▶ **Data records**
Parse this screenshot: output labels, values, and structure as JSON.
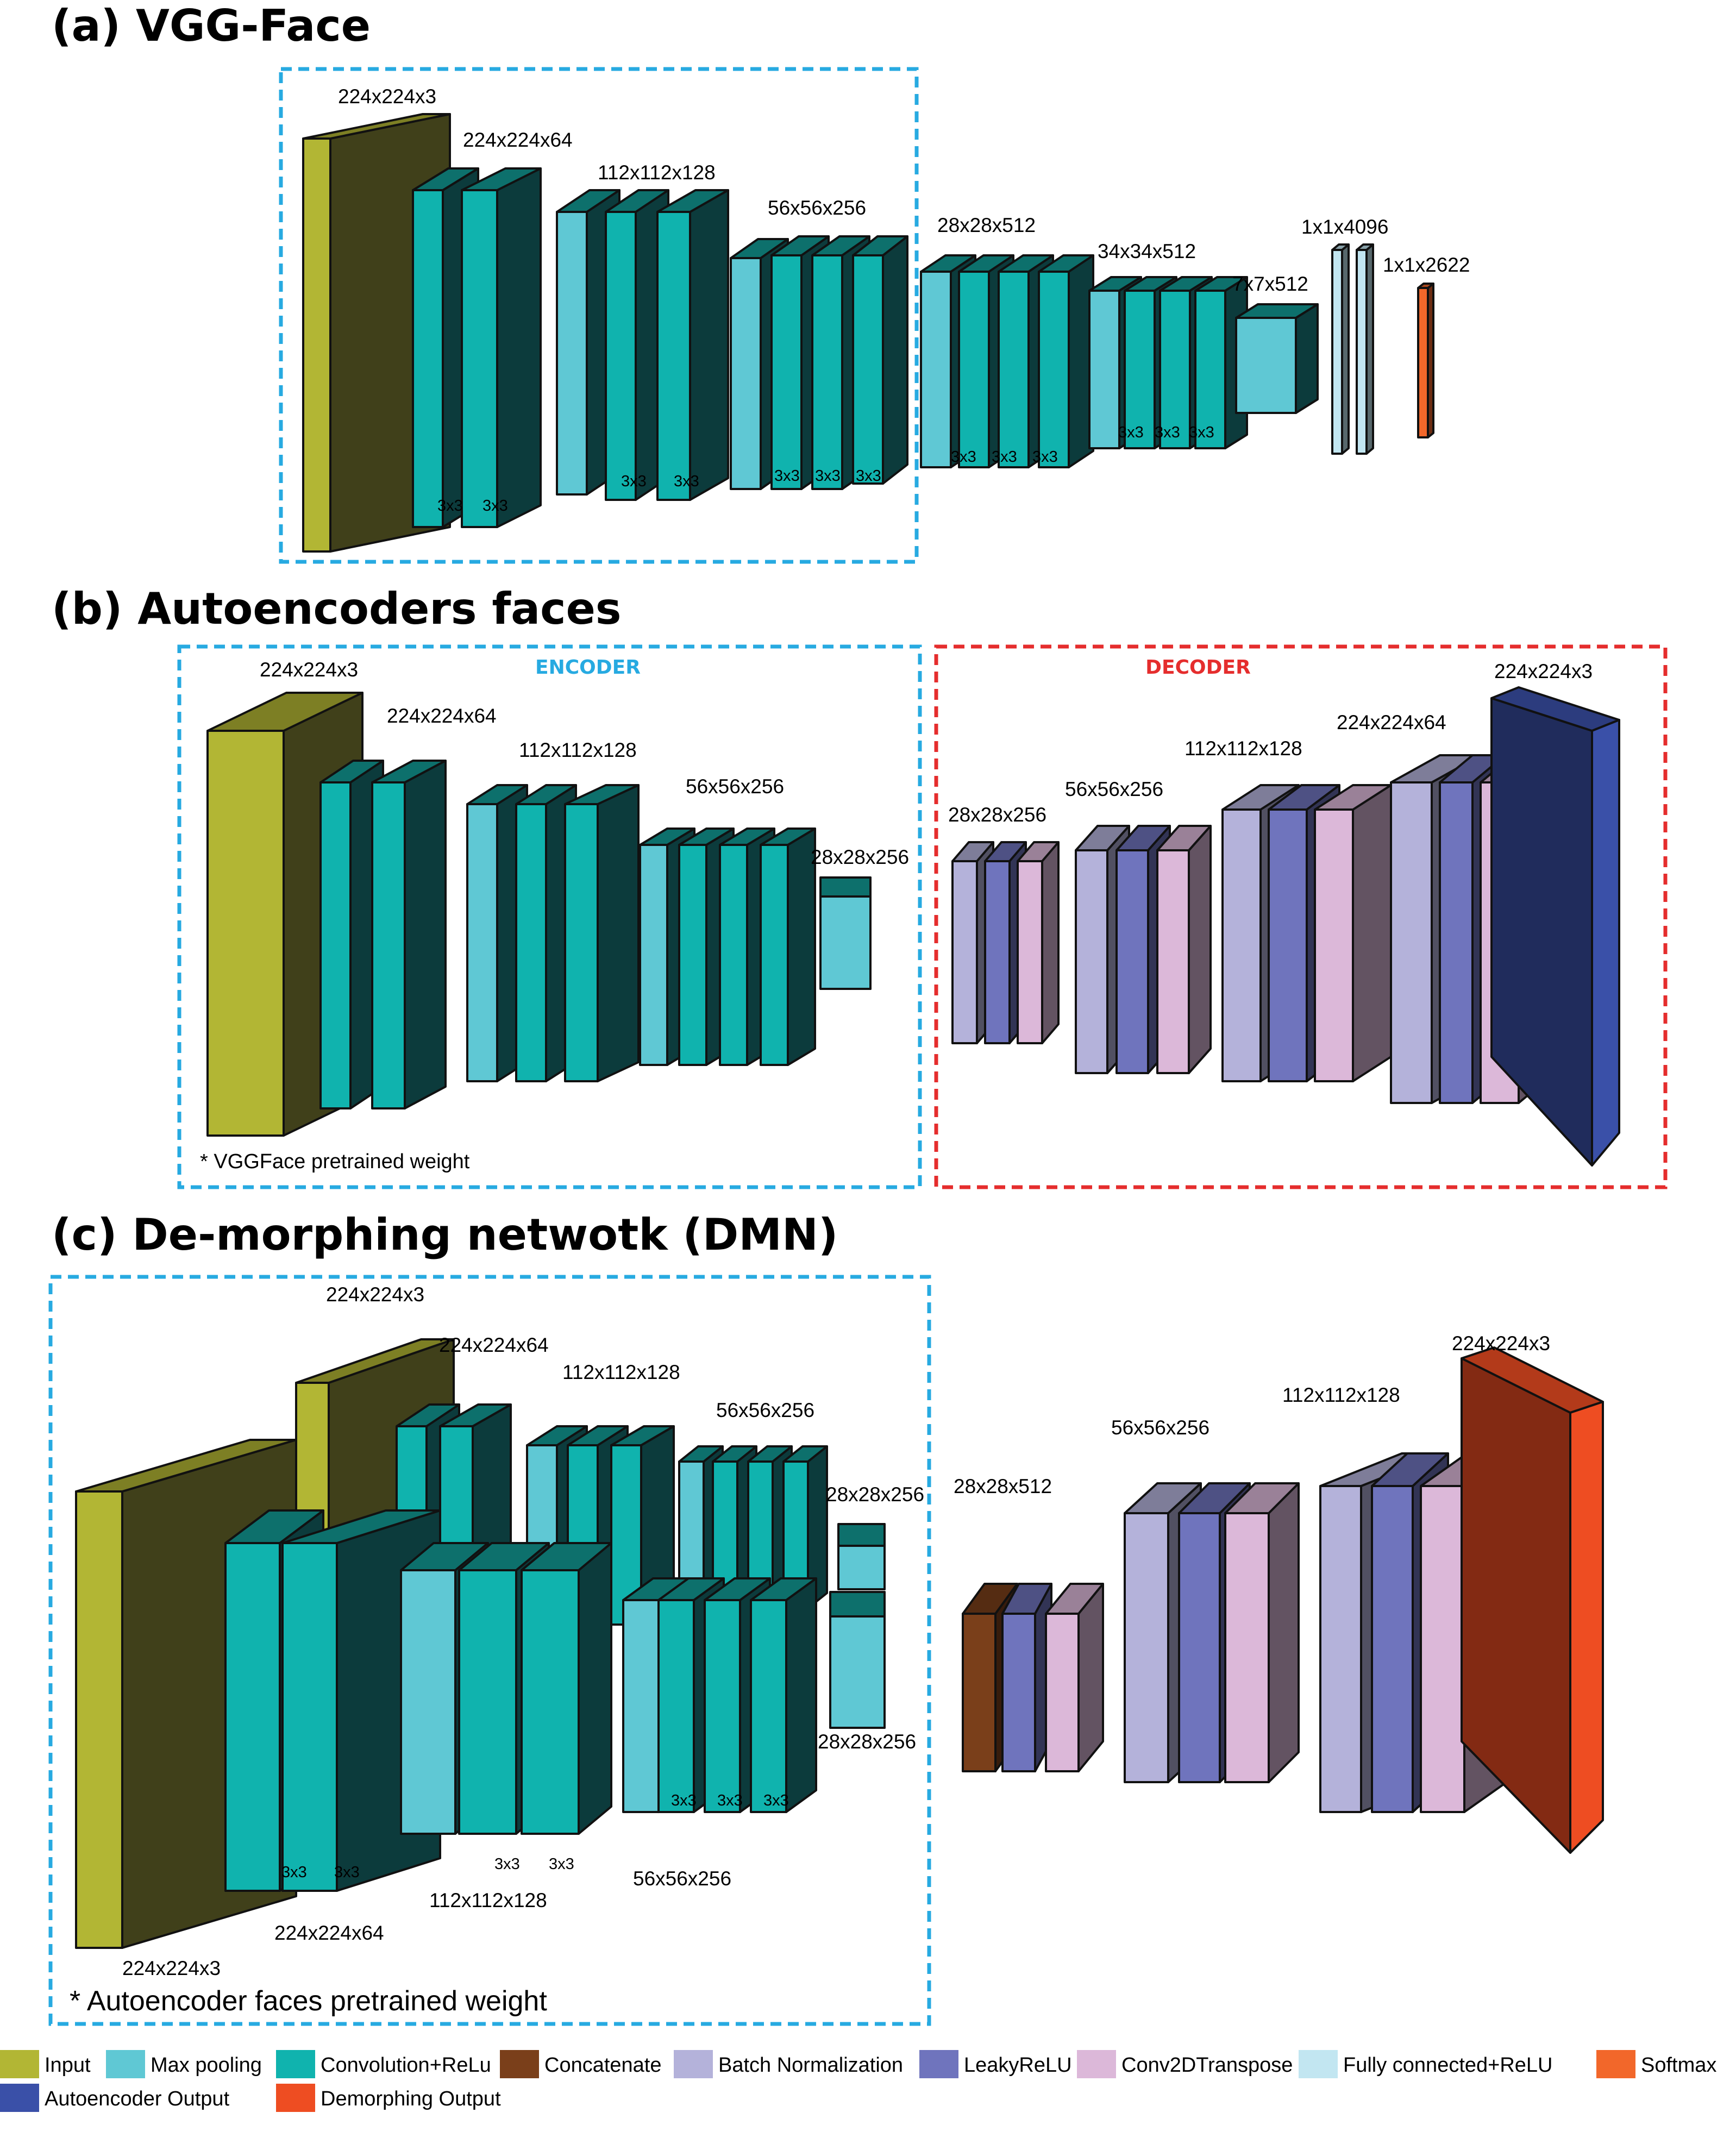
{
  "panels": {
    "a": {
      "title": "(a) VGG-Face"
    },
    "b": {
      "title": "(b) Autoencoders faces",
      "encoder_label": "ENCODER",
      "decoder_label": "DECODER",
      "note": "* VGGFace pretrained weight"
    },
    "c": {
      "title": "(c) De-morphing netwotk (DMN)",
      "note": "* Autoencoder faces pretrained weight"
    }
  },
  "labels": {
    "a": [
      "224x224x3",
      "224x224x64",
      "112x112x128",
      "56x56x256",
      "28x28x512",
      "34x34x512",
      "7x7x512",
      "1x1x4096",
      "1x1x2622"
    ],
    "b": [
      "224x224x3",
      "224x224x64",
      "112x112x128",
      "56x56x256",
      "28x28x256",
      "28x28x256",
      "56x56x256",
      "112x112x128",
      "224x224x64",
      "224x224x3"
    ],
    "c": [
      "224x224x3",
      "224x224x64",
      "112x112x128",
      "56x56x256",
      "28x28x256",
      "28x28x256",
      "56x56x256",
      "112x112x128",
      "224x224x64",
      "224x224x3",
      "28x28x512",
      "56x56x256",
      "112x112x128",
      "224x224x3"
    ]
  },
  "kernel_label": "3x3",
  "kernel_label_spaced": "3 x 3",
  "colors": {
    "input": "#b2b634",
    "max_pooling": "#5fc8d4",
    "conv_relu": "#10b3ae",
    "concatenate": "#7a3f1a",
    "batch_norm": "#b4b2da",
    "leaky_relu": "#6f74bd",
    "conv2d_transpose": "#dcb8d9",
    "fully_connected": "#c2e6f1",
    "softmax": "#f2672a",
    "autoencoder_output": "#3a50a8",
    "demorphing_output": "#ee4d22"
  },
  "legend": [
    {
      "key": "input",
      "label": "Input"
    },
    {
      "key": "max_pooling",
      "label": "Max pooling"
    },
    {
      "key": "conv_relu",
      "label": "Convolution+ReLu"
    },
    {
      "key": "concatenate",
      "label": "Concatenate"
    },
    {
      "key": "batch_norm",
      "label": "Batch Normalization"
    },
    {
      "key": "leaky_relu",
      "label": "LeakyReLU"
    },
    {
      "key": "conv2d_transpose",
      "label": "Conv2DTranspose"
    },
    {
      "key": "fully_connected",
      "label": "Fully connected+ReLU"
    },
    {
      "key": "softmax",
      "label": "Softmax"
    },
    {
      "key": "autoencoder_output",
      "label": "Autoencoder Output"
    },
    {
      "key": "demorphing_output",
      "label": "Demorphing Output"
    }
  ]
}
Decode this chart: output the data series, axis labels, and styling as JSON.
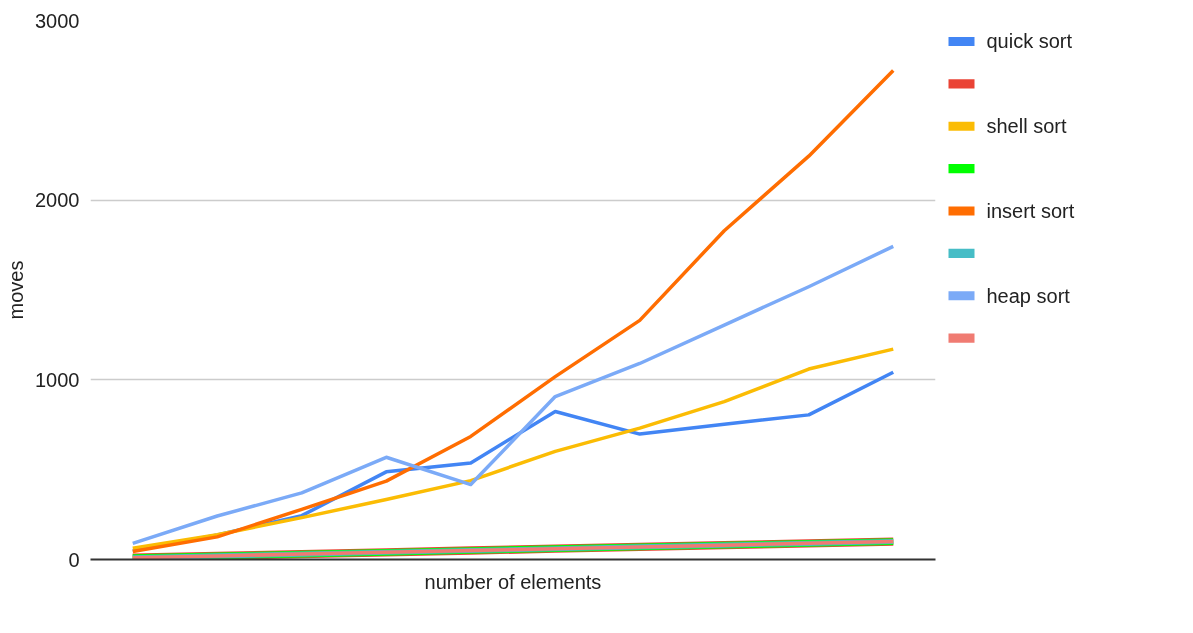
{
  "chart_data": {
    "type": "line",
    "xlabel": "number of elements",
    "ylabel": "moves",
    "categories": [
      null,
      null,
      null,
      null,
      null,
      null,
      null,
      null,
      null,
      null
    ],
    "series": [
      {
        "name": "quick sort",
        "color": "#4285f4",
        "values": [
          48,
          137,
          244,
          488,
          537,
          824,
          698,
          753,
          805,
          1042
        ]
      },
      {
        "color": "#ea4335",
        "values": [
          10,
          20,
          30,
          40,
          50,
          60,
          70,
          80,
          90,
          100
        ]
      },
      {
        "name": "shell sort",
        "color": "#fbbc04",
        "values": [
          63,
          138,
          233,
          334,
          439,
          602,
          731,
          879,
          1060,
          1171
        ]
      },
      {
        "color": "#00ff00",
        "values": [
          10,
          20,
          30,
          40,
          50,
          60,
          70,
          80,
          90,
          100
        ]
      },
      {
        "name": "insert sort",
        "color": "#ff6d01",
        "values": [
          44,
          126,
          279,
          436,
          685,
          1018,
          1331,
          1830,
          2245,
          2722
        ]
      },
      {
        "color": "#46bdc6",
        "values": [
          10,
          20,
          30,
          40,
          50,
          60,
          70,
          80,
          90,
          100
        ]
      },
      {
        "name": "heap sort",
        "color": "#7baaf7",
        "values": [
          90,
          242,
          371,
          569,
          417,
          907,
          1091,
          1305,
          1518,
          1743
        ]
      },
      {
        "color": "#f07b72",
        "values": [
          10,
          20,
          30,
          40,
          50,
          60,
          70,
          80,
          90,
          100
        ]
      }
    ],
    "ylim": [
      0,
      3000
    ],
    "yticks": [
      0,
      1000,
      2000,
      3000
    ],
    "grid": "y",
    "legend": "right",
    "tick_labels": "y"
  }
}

▶ **Request**
Reproduce every record word for word. The copy must contain no pictures.

▶ **Solution for this problem**
Parse this screenshot: output labels, values, and structure as JSON.
{
  "panels": {
    "a": {
      "title": "(a) VGG-Face"
    },
    "b": {
      "title": "(b) Autoencoders faces",
      "encoder_label": "ENCODER",
      "decoder_label": "DECODER",
      "note": "* VGGFace pretrained weight"
    },
    "c": {
      "title": "(c) De-morphing netwotk (DMN)",
      "note": "* Autoencoder faces pretrained weight"
    }
  },
  "labels": {
    "a": [
      "224x224x3",
      "224x224x64",
      "112x112x128",
      "56x56x256",
      "28x28x512",
      "34x34x512",
      "7x7x512",
      "1x1x4096",
      "1x1x2622"
    ],
    "b": [
      "224x224x3",
      "224x224x64",
      "112x112x128",
      "56x56x256",
      "28x28x256",
      "28x28x256",
      "56x56x256",
      "112x112x128",
      "224x224x64",
      "224x224x3"
    ],
    "c": [
      "224x224x3",
      "224x224x64",
      "112x112x128",
      "56x56x256",
      "28x28x256",
      "28x28x256",
      "56x56x256",
      "112x112x128",
      "224x224x64",
      "224x224x3",
      "28x28x512",
      "56x56x256",
      "112x112x128",
      "224x224x3"
    ]
  },
  "kernel_label": "3x3",
  "kernel_label_spaced": "3 x 3",
  "colors": {
    "input": "#b2b634",
    "max_pooling": "#5fc8d4",
    "conv_relu": "#10b3ae",
    "concatenate": "#7a3f1a",
    "batch_norm": "#b4b2da",
    "leaky_relu": "#6f74bd",
    "conv2d_transpose": "#dcb8d9",
    "fully_connected": "#c2e6f1",
    "softmax": "#f2672a",
    "autoencoder_output": "#3a50a8",
    "demorphing_output": "#ee4d22"
  },
  "legend": [
    {
      "key": "input",
      "label": "Input"
    },
    {
      "key": "max_pooling",
      "label": "Max pooling"
    },
    {
      "key": "conv_relu",
      "label": "Convolution+ReLu"
    },
    {
      "key": "concatenate",
      "label": "Concatenate"
    },
    {
      "key": "batch_norm",
      "label": "Batch Normalization"
    },
    {
      "key": "leaky_relu",
      "label": "LeakyReLU"
    },
    {
      "key": "conv2d_transpose",
      "label": "Conv2DTranspose"
    },
    {
      "key": "fully_connected",
      "label": "Fully connected+ReLU"
    },
    {
      "key": "softmax",
      "label": "Softmax"
    },
    {
      "key": "autoencoder_output",
      "label": "Autoencoder Output"
    },
    {
      "key": "demorphing_output",
      "label": "Demorphing Output"
    }
  ]
}
Decode this chart: output the data series, axis labels, and styling as JSON.
{
  "chart_data": {
    "type": "line",
    "xlabel": "number of elements",
    "ylabel": "moves",
    "categories": [
      null,
      null,
      null,
      null,
      null,
      null,
      null,
      null,
      null,
      null
    ],
    "series": [
      {
        "name": "quick sort",
        "color": "#4285f4",
        "values": [
          48,
          137,
          244,
          488,
          537,
          824,
          698,
          753,
          805,
          1042
        ]
      },
      {
        "color": "#ea4335",
        "values": [
          10,
          20,
          30,
          40,
          50,
          60,
          70,
          80,
          90,
          100
        ]
      },
      {
        "name": "shell sort",
        "color": "#fbbc04",
        "values": [
          63,
          138,
          233,
          334,
          439,
          602,
          731,
          879,
          1060,
          1171
        ]
      },
      {
        "color": "#00ff00",
        "values": [
          10,
          20,
          30,
          40,
          50,
          60,
          70,
          80,
          90,
          100
        ]
      },
      {
        "name": "insert sort",
        "color": "#ff6d01",
        "values": [
          44,
          126,
          279,
          436,
          685,
          1018,
          1331,
          1830,
          2245,
          2722
        ]
      },
      {
        "color": "#46bdc6",
        "values": [
          10,
          20,
          30,
          40,
          50,
          60,
          70,
          80,
          90,
          100
        ]
      },
      {
        "name": "heap sort",
        "color": "#7baaf7",
        "values": [
          90,
          242,
          371,
          569,
          417,
          907,
          1091,
          1305,
          1518,
          1743
        ]
      },
      {
        "color": "#f07b72",
        "values": [
          10,
          20,
          30,
          40,
          50,
          60,
          70,
          80,
          90,
          100
        ]
      }
    ],
    "ylim": [
      0,
      3000
    ],
    "yticks": [
      0,
      1000,
      2000,
      3000
    ],
    "grid": "y",
    "legend": "right",
    "tick_labels": "y"
  }
}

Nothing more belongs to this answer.